Records excerpted from a collection
▼

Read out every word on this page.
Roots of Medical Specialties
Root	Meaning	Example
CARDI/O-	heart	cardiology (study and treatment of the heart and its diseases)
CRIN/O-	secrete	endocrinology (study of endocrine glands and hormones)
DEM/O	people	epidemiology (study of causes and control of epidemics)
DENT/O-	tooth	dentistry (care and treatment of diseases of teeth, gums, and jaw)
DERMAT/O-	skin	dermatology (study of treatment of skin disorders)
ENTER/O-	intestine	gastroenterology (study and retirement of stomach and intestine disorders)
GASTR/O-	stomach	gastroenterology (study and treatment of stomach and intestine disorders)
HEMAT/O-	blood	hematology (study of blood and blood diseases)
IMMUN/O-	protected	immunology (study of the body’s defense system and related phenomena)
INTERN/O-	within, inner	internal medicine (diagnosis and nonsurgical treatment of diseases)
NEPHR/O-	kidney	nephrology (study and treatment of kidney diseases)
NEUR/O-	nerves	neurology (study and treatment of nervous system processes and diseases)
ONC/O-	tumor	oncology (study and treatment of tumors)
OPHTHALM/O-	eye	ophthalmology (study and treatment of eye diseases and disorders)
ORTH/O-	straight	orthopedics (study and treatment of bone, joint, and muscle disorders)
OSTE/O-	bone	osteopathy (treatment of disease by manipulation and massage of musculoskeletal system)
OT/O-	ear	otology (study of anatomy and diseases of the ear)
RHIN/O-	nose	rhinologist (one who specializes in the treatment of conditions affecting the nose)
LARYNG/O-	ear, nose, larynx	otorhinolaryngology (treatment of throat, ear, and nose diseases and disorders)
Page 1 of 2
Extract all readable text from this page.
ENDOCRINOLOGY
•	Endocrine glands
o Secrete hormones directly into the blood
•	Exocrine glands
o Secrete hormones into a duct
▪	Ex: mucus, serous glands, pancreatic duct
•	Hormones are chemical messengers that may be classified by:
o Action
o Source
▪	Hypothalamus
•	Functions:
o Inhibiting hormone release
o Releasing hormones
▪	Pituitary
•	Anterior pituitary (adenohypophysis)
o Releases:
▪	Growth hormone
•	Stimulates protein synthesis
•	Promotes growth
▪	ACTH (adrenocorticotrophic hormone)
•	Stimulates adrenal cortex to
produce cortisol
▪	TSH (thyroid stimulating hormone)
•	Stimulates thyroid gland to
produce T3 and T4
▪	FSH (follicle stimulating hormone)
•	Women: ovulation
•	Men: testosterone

▲

- **WHAT YOU WILL DO**:
From the first line to the last, output the records word for word.

- **FINAL ANSWER**:
Read out every word on this page.
Roots of Medical Specialties
Root	Meaning	Example
CARDI/O-	heart	cardiology (study and treatment of the heart and its diseases)
CRIN/O-	secrete	endocrinology (study of endocrine glands and hormones)
DEM/O	people	epidemiology (study of causes and control of epidemics)
DENT/O-	tooth	dentistry (care and treatment of diseases of teeth, gums, and jaw)
DERMAT/O-	skin	dermatology (study of treatment of skin disorders)
ENTER/O-	intestine	gastroenterology (study and retirement of stomach and intestine disorders)
GASTR/O-	stomach	gastroenterology (study and treatment of stomach and intestine disorders)
HEMAT/O-	blood	hematology (study of blood and blood diseases)
IMMUN/O-	protected	immunology (study of the body’s defense system and related phenomena)
INTERN/O-	within, inner	internal medicine (diagnosis and nonsurgical treatment of diseases)
NEPHR/O-	kidney	nephrology (study and treatment of kidney diseases)
NEUR/O-	nerves	neurology (study and treatment of nervous system processes and diseases)
ONC/O-	tumor	oncology (study and treatment of tumors)
OPHTHALM/O-	eye	ophthalmology (study and treatment of eye diseases and disorders)
ORTH/O-	straight	orthopedics (study and treatment of bone, joint, and muscle disorders)
OSTE/O-	bone	osteopathy (treatment of disease by manipulation and massage of musculoskeletal system)
OT/O-	ear	otology (study of anatomy and diseases of the ear)
RHIN/O-	nose	rhinologist (one who specializes in the treatment of conditions affecting the nose)
LARYNG/O-	ear, nose, larynx	otorhinolaryngology (treatment of throat, ear, and nose diseases and disorders)
Page 1 of 2
Extract all readable text from this page.
ENDOCRINOLOGY
•	Endocrine glands
o Secrete hormones directly into the blood
•	Exocrine glands
o Secrete hormones into a duct
▪	Ex: mucus, serous glands, pancreatic duct
•	Hormones are chemical messengers that may be classified by:
o Action
o Source
▪	Hypothalamus
•	Functions:
o Inhibiting hormone release
o Releasing hormones
▪	Pituitary
•	Anterior pituitary (adenohypophysis)
o Releases:
▪	Growth hormone
•	Stimulates protein synthesis
•	Promotes growth
▪	ACTH (adrenocorticotrophic hormone)
•	Stimulates adrenal cortex to
produce cortisol
▪	TSH (thyroid stimulating hormone)
•	Stimulates thyroid gland to
produce T3 and T4
▪	FSH (follicle stimulating hormone)
•	Women: ovulation
•	Men: testosterone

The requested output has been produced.